▶ Supplied entries
»»
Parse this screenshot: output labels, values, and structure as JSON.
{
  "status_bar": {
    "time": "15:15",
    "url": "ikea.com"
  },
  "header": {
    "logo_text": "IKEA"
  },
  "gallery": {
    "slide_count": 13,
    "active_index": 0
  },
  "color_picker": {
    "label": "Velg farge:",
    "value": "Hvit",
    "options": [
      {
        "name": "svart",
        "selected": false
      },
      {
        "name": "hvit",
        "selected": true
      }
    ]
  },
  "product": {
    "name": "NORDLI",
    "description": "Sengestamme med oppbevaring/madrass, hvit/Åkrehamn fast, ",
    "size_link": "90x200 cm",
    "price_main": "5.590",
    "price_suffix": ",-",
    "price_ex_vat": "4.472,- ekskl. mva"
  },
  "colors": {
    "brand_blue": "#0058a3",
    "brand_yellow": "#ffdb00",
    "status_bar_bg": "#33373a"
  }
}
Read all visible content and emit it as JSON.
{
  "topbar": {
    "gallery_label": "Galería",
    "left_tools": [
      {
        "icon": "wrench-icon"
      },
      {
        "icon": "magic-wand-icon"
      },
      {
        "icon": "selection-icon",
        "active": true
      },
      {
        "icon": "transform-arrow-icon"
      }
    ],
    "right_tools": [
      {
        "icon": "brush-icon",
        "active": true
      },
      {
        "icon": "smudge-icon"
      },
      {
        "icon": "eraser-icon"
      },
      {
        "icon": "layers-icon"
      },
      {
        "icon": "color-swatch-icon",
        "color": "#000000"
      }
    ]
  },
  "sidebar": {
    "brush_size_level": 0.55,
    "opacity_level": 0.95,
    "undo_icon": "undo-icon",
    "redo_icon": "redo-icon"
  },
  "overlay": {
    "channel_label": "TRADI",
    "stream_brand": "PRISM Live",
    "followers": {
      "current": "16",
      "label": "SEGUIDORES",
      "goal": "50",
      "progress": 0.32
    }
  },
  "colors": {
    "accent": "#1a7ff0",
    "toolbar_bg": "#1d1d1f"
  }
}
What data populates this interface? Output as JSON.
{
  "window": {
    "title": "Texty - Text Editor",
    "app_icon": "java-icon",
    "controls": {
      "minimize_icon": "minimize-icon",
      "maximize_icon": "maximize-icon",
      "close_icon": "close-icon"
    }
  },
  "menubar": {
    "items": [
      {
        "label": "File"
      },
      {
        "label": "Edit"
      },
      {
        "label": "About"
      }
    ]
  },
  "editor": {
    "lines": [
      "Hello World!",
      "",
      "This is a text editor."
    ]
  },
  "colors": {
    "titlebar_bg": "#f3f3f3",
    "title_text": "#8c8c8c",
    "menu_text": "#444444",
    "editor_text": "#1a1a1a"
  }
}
««
All lines in the data that contain the word "JSON" should be copied.

Parse this screenshot: output labels, values, and structure as JSON.
Read all visible content and emit it as JSON.
What data populates this interface? Output as JSON.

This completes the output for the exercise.